* _What to work on_: Omit all images. Transcribe the rest of the material below exactly.

Data records:
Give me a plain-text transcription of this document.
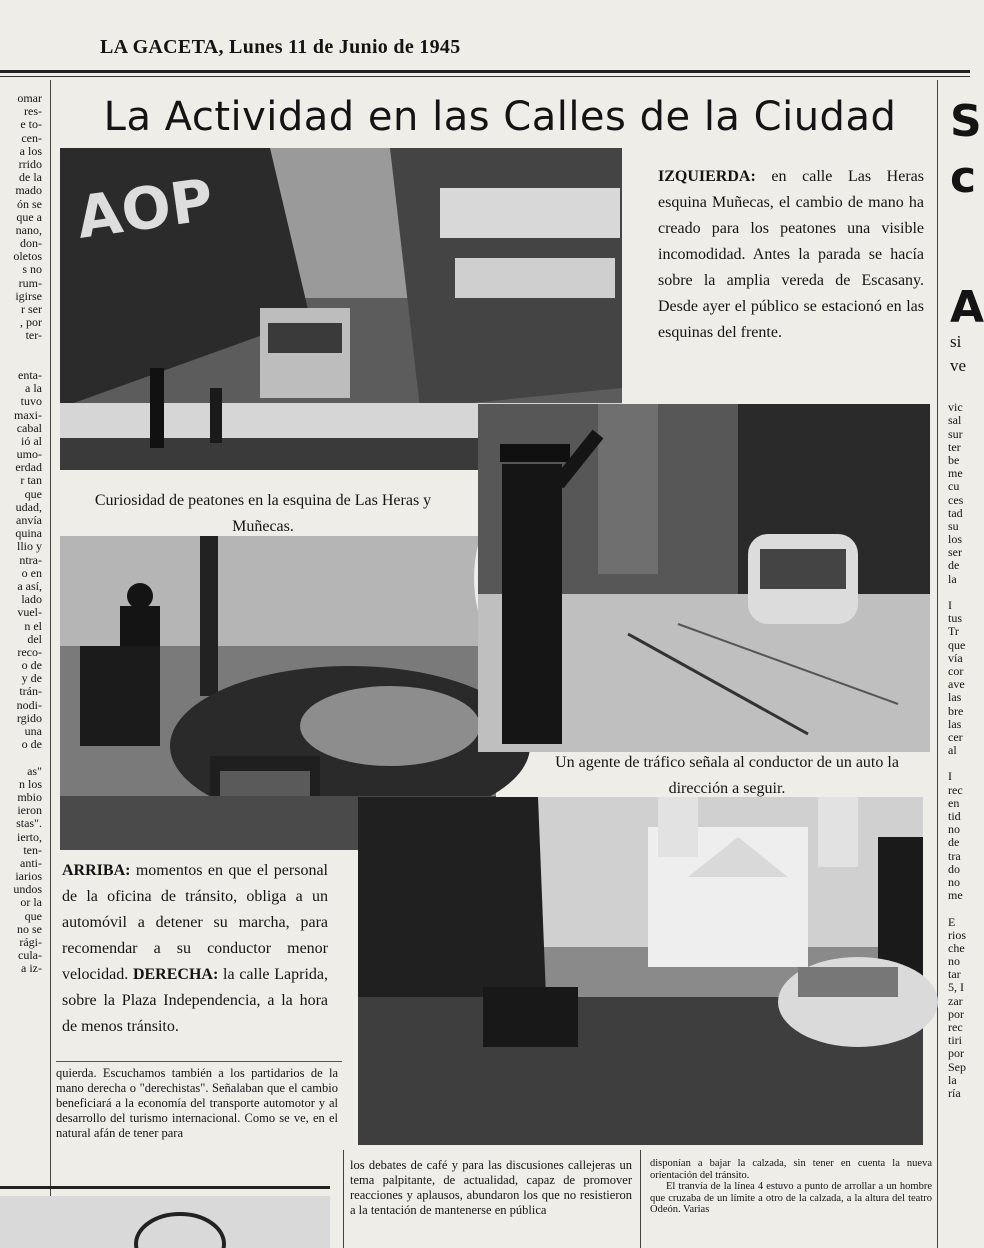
LA GACETA, Lunes 11 de Junio de 1945
omar
res-
e to-
cen-
a los
rrido
de la
mado
ón se
que a
nano,
don-
oletos
s no
rum-
igirse
r ser
, por
ter-
enta-
a la
tuvo
maxi-
cabal
ió al
umo-
erdad
r tan
que
udad,
anvía
quina
llio y
ntra-
o en
a así,
lado
vuel-
n el
del
reco-
o de
y de
trán-
nodi-
rgido
una
o de
as"
n los
mbio
ieron
stas".
ierto,
ten-
anti-
iarios
undos
or la
que
no se
rági-
cula-
a iz-
vic
sal
sur
ter
be
me
cu
ces
tad
su
los
ser
de
la
I
tus
Tr
que
vía
cor
ave
las
bre
las
cer
al
I
rec
en
tid
no
de
tra
do
no
me
E
rios
che
no
tar
5, I
zar
por
rec
tiri
por
Sep
la
ría
S
c
A
si
ve
La Actividad en las Calles de la Ciudad
AOP
Curiosidad de peatones en la esquina de Las Heras y Muñecas.
IZQUIERDA: en calle Las Heras esquina Muñecas, el cambio de mano ha creado para los peatones una visible incomodidad. Antes la parada se hacía sobre la amplia vereda de Escasany. Desde ayer el público se estacionó en las esquinas del frente.
Un agente de tráfico señala al conductor de un auto la dirección a seguir.
ARRIBA: momentos en que el personal de la oficina de tránsito, obliga a un automóvil a detener su marcha, para recomendar a su conductor menor velocidad. DERECHA: la calle Laprida, sobre la Plaza Independencia, a la hora de menos tránsito.
quierda. Escuchamos también a los partidarios de la mano derecha o "derechistas". Señalaban que el cambio beneficiará a la economía del transporte automotor y al desarrollo del turismo internacional. Como se ve, en el natural afán de tener para
los debates de café y para las discusiones callejeras un tema palpitante, de actualidad, capaz de promover reacciones y aplausos, abundaron los que no resistieron a la tentación de mantenerse en pública
disponían a bajar la calzada, sin tener en cuenta la nueva orientación del tránsito.
El tranvía de la línea 4 estuvo a punto de arrollar a un hombre que cruzaba de un límite a otro de la calzada, a la altura del teatro Odeón. Varias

* _Reply to the task_:
Give me a plain-text transcription of this document.
LA GACETA, Lunes 11 de Junio de 1945
omar
res-
e to-
cen-
a los
rrido
de la
mado
ón se
que a
nano,
don-
oletos
s no
rum-
igirse
r ser
, por
ter-
enta-
a la
tuvo
maxi-
cabal
ió al
umo-
erdad
r tan
que
udad,
anvía
quina
llio y
ntra-
o en
a así,
lado
vuel-
n el
del
reco-
o de
y de
trán-
nodi-
rgido
una
o de
as"
n los
mbio
ieron
stas".
ierto,
ten-
anti-
iarios
undos
or la
que
no se
rági-
cula-
a iz-
vic
sal
sur
ter
be
me
cu
ces
tad
su
los
ser
de
la
I
tus
Tr
que
vía
cor
ave
las
bre
las
cer
al
I
rec
en
tid
no
de
tra
do
no
me
E
rios
che
no
tar
5, I
zar
por
rec
tiri
por
Sep
la
ría
S
c
A
si
ve
La Actividad en las Calles de la Ciudad
AOP
Curiosidad de peatones en la esquina de Las Heras y Muñecas.
IZQUIERDA: en calle Las Heras esquina Muñecas, el cambio de mano ha creado para los peatones una visible incomodidad. Antes la parada se hacía sobre la amplia vereda de Escasany. Desde ayer el público se estacionó en las esquinas del frente.
Un agente de tráfico señala al conductor de un auto la dirección a seguir.
ARRIBA: momentos en que el personal de la oficina de tránsito, obliga a un automóvil a detener su marcha, para recomendar a su conductor menor velocidad. DERECHA: la calle Laprida, sobre la Plaza Independencia, a la hora de menos tránsito.
quierda. Escuchamos también a los partidarios de la mano derecha o "derechistas". Señalaban que el cambio beneficiará a la economía del transporte automotor y al desarrollo del turismo internacional. Como se ve, en el natural afán de tener para
los debates de café y para las discusiones callejeras un tema palpitante, de actualidad, capaz de promover reacciones y aplausos, abundaron los que no resistieron a la tentación de mantenerse en pública
disponían a bajar la calzada, sin tener en cuenta la nueva orientación del tránsito.
El tranvía de la línea 4 estuvo a punto de arrollar a un hombre que cruzaba de un límite a otro de la calzada, a la altura del teatro Odeón. Varias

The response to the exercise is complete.